## PROBLEM DESCRIPTION
Filter these entries, keeping only lines that hold the word "format".

____

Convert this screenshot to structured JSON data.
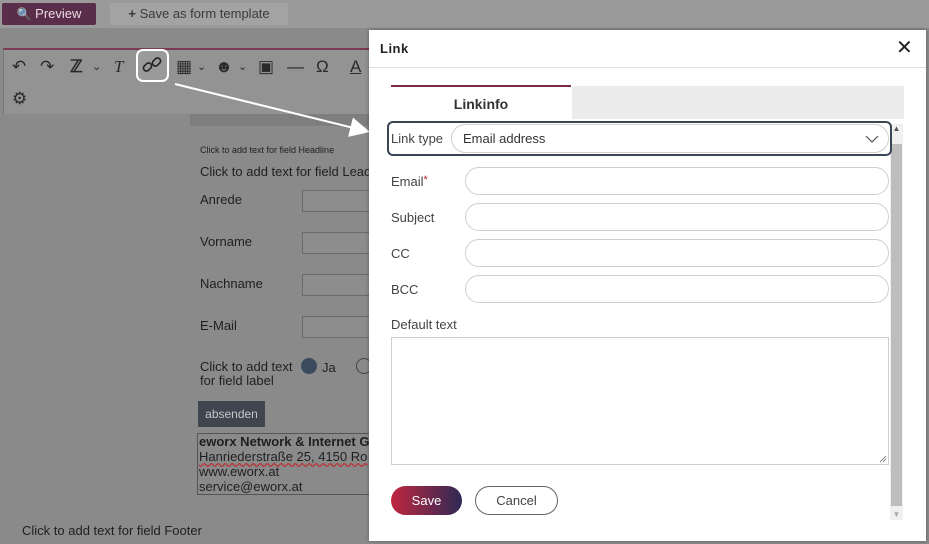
{
  "toolbar": {
    "preview_label": "Preview",
    "template_label": "Save as form template"
  },
  "editor": {
    "icons": [
      "undo-icon",
      "redo-icon",
      "format-painter-icon",
      "chevron-down-icon",
      "clear-format-icon",
      "link-icon",
      "table-icon",
      "emoji-icon",
      "image-icon",
      "horizontal-line-icon",
      "omega-icon",
      "text-color-icon",
      "accessibility-icon"
    ]
  },
  "form": {
    "headline": "Click to add text for field Headline",
    "lead": "Click to add text for field Lead",
    "anrede": "Anrede",
    "vorname": "Vorname",
    "nachname": "Nachname",
    "email": "E-Mail",
    "radio_label": "Click to add text for field label",
    "radio_ja": "Ja",
    "submit": "absenden",
    "address_line1": "eworx Network & Internet G",
    "address_line2": "Hanriederstraße 25, 4150 Ro",
    "address_line3": "www.eworx.at",
    "address_line4": "service@eworx.at",
    "footer": "Click to add text for field Footer"
  },
  "dialog": {
    "title": "Link",
    "close": "✕",
    "tab_label": "Linkinfo",
    "link_type_label": "Link type",
    "link_type_value": "Email address",
    "email_label": "Email",
    "required_mark": "*",
    "subject_label": "Subject",
    "cc_label": "CC",
    "bcc_label": "BCC",
    "default_text_label": "Default text",
    "save_label": "Save",
    "cancel_label": "Cancel"
  },
  "colors": {
    "accent": "#7b2b46",
    "save_gradient_start": "#c0263f",
    "save_gradient_end": "#2e2a55"
  }
}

____

## WRITTEN REPLY
      "format-painter-icon",
      "clear-format-icon",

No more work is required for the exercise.